## Условия заданий
1. В тексте о Сергее Клычкове в редакции какого журнала произошла первая встреча с ним?
2. Продублируйте без изменений фрагмент текста о Сергее Клычкове. Начните со слов «Дорогие друзья! С» и закончите словами «кулачества, как бард-антисоветчик.».

## Извлечённый текст
○ ○ ○ ○

Горька судьба поэта...

Татьяна Хлебянкина
Главная "ГОРЬКА СУДЬБА ПОЭТА ВСЕХ ВРЕМЕН..."



 
"ГОРЬКА СУДЬБА ПОЭТА ВСЕХ ВРЕМЕН..."
Дорогие друзья! С упоением произношу слово Талдом-дом-дом! Оно приобрело для меня особое значение в силу того, что я услышал его из уст Сергея Клычкова примерно 60 лет назад. Это было в редакции журнала «Красная новь», к которой Сергей Клычков был близок в середине 30-х годов.

Нынешние начинающие литераторы приходят в редакцию как в некий казенный офис. Появление нового автора воспринимается здесь как личное оскорбление. В ту же давнюю пору редакции были родным домом для пишущего человека. Жизнь в них кипела. Люди приходили именитые и безымянные, читали друг другу свои сочинения. В такую редакцию пришли и мы с поэтом Дмитрием Кедриным. Мы захотели познакомиться с Сергеем Клычковым потому, что нам очень нравились его стихи и его проза, и нам захотелось сказать об этом их автору, который уже к тому времени подвергался оголтелой критике, как певец кулачества, как бард-антисоветчик.

Перед нами предстал человек яркой и яростной, можно сказать, языческой красоты: смуглый, темноволосый, с пронзительными голубыми глазами. От всей его фигуры веяло силой и красотой. Несколько минут мы молча стояли перед этим живым олицетворением красоты, к тому же автором полюбившихся нам произведений. Разговор был разбросанный, и сейчас, по прошествии шести с лишним десятилетий, я не смогу передать все живьем и достоверно, а прибегать к домыслам и вымыслам, как это делают сплошь и рядом досужие мемуаристы, не стану. Помню только, разговор шел о языке и о трудностях работы писателя в условиях времени. После того, как Сергей Антонович почувствовал, что мы знаем его произведения не понаслышке, он предложил нам послушать несколько новых его стихотворений. Среди пяти-семи стихотворений было и такое:

Впереди одна тревога,
И тревога позади,
Посиди со мной немного.
Ради Бога, посиди!

Мы ахнули. Казалось, такие стихи нельзя сочинить, их можно только найти, как находят подкову. Потом мы узнали дату написания стихов. К ней можно привязать и дату нашей встречи. Сергей Антонович произвел на нас неотразимое впечатление. Всю дорогу от редакции, наперебой, врозь и вместе, читали мы запомнившиеся строки. Это врезалось в память и в душу и стало для нас с Дмитрием Кедриным достоянием на всю жизнь. Перед прощанием в редакции Сергей Антонович просил нас через неделю зайти снова для того, чтобы мы почитали свои стихи. Встреча состоялась. Мы читали свои стихи. Сергей Антонович поддержал нас и поощрил. Но мы с Дмитрием Кедриным не могли не почувствовать, что наш любимец более хмур, чем при первой встрече. Он был отвлечен какими-то неведомыми нам обстоятельствами. Он просил нас не пропадать и обещал познакомить нас с новыми своими стихами. Но больше мы не виделись. Однако знакомство продолжалось и перешло в серьезное увлечение этим дивным мастером, хозяином языка, поэтом и писателем, который долгие годы был не прочитан, не издан, недооценен и оболган.

○ ○ ○ ○

## Фрагменты данных

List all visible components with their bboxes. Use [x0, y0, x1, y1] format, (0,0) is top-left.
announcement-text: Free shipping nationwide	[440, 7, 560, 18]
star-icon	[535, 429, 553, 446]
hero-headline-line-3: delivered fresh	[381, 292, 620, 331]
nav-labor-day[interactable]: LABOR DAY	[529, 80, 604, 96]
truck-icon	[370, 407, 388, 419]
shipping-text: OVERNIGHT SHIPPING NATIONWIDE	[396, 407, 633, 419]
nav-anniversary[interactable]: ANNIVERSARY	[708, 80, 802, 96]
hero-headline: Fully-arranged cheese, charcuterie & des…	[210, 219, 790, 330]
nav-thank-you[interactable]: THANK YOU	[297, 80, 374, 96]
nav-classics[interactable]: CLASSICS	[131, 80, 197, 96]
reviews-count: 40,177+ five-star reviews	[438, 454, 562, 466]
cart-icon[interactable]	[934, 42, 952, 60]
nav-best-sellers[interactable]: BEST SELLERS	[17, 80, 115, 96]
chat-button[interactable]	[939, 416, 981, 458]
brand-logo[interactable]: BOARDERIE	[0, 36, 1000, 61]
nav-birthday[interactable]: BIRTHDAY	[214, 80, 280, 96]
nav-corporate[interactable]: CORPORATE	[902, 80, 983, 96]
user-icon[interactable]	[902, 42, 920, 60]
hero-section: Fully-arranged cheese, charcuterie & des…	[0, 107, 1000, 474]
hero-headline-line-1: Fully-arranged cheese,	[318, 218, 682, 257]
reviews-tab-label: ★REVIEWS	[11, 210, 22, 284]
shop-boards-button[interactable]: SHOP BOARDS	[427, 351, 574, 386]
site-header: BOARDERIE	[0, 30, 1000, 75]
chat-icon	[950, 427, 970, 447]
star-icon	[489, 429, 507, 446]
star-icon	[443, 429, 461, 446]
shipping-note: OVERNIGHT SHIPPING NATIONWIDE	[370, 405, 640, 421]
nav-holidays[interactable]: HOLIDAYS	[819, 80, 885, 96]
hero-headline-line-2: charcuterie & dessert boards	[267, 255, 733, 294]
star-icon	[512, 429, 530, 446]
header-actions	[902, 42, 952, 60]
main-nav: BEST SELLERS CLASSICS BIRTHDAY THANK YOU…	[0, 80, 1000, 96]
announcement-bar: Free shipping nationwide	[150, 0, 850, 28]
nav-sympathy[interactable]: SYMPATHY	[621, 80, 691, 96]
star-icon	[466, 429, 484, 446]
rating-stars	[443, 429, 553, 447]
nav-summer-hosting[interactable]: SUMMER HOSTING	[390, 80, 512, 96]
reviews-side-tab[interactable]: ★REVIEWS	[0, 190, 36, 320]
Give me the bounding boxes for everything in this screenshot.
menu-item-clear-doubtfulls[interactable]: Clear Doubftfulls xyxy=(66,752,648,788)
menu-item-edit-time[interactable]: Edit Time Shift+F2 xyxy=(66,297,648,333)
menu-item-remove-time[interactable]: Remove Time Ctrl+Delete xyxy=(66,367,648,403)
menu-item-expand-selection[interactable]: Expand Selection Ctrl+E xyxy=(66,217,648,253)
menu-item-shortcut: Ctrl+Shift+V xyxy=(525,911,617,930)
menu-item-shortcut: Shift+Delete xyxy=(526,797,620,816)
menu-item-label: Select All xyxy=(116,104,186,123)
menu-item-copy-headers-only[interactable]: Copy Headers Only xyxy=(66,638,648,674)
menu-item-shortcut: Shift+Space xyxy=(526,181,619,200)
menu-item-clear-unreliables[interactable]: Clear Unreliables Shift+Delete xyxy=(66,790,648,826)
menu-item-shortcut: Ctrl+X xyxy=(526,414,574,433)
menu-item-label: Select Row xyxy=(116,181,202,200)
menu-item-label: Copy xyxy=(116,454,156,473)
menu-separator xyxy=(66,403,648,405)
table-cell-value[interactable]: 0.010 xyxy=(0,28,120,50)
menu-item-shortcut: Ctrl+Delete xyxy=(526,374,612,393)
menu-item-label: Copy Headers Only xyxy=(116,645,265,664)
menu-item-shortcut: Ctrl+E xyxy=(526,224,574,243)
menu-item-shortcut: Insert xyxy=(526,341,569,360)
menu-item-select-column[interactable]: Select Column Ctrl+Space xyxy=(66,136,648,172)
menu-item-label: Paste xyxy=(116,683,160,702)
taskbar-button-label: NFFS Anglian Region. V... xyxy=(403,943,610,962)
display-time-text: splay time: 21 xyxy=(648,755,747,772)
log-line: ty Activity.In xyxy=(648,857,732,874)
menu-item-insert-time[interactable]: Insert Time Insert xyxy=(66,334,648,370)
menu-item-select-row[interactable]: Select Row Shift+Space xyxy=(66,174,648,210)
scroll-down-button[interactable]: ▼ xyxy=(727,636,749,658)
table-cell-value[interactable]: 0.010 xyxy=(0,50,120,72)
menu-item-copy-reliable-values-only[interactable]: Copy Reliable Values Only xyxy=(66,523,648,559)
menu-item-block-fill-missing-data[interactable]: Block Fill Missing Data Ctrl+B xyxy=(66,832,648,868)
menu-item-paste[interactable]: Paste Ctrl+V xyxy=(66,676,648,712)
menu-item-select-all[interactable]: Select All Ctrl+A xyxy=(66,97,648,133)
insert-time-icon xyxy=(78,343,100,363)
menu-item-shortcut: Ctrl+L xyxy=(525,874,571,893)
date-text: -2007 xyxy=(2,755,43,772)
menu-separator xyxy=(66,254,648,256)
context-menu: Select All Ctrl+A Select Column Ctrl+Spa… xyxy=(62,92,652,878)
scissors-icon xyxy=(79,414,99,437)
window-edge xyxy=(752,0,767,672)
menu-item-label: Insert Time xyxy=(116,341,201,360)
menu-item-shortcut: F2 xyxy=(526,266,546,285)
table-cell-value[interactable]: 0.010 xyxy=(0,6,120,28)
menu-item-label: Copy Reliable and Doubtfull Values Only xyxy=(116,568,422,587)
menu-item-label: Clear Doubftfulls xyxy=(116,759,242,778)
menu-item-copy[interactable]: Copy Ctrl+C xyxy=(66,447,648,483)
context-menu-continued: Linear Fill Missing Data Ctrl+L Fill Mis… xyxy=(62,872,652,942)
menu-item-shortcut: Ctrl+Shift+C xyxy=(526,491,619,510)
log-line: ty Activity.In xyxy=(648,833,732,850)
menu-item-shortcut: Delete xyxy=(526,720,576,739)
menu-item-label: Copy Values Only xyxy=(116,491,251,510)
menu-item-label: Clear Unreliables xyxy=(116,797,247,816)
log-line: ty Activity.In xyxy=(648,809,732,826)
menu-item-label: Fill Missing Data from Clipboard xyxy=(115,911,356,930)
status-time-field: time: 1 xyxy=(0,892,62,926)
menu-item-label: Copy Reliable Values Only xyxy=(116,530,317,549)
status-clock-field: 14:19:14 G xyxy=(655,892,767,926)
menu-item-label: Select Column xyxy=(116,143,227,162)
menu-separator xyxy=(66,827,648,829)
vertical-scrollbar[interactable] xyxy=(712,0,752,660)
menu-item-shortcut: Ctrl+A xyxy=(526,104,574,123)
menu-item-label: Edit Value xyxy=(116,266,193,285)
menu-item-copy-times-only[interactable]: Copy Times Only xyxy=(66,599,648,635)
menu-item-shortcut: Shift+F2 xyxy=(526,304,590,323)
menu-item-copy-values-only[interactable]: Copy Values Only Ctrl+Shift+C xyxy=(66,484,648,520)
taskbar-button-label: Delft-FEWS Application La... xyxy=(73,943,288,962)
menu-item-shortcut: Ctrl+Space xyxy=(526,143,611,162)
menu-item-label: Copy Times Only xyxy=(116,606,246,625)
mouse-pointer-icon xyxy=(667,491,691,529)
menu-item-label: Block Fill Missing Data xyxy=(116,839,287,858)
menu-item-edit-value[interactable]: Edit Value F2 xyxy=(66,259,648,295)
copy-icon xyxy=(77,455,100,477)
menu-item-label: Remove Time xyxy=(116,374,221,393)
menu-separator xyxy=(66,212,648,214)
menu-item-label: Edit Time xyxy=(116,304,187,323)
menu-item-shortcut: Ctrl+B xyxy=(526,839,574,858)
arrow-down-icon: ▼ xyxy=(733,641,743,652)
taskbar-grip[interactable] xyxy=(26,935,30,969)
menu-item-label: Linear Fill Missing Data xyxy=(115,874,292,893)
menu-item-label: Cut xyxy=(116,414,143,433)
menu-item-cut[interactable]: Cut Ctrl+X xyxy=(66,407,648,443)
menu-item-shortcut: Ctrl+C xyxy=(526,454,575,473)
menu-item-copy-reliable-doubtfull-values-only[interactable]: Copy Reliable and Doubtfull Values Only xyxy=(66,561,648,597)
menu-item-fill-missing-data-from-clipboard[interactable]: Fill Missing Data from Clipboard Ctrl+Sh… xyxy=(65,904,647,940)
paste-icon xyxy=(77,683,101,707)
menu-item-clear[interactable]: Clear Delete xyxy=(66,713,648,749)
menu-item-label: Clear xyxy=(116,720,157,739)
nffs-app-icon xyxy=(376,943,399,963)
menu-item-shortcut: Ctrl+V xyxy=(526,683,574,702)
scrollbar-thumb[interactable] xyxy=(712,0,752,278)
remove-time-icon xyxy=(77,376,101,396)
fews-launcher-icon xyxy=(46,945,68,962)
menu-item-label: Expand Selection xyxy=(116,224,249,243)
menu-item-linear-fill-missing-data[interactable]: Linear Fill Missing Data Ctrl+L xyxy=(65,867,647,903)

○ ○ ○ ○

## Ответы к заданиям
1. В редакции журнала «Красная новь».

2.
Дорогие друзья! С упоением произношу слово Талдом-дом-дом! Оно приобрело для меня особое значение в силу того, что я услышал его из уст Сергея Клычкова примерно 60 лет назад. Это было в редакции журнала «Красная новь», к которой Сергей Клычков был близок в середине 30-х годов.

Нынешние начинающие литераторы приходят в редакцию как в некий казенный офис. Появление нового автора воспринимается здесь как личное оскорбление. В ту же давнюю пору редакции были родным домом для пишущего человека. Жизнь в них кипела. Люди приходили именитые и безымянные, читали друг другу свои сочинения. В такую редакцию пришли и мы с поэтом Дмитрием Кедриным. Мы захотели познакомиться с Сергеем Клычковым потому, что нам очень нравились его стихи и его проза, и нам захотелось сказать об этом их автору, который уже к тому времени подвергался оголтелой критике, как певец кулачества, как бард-антисоветчик.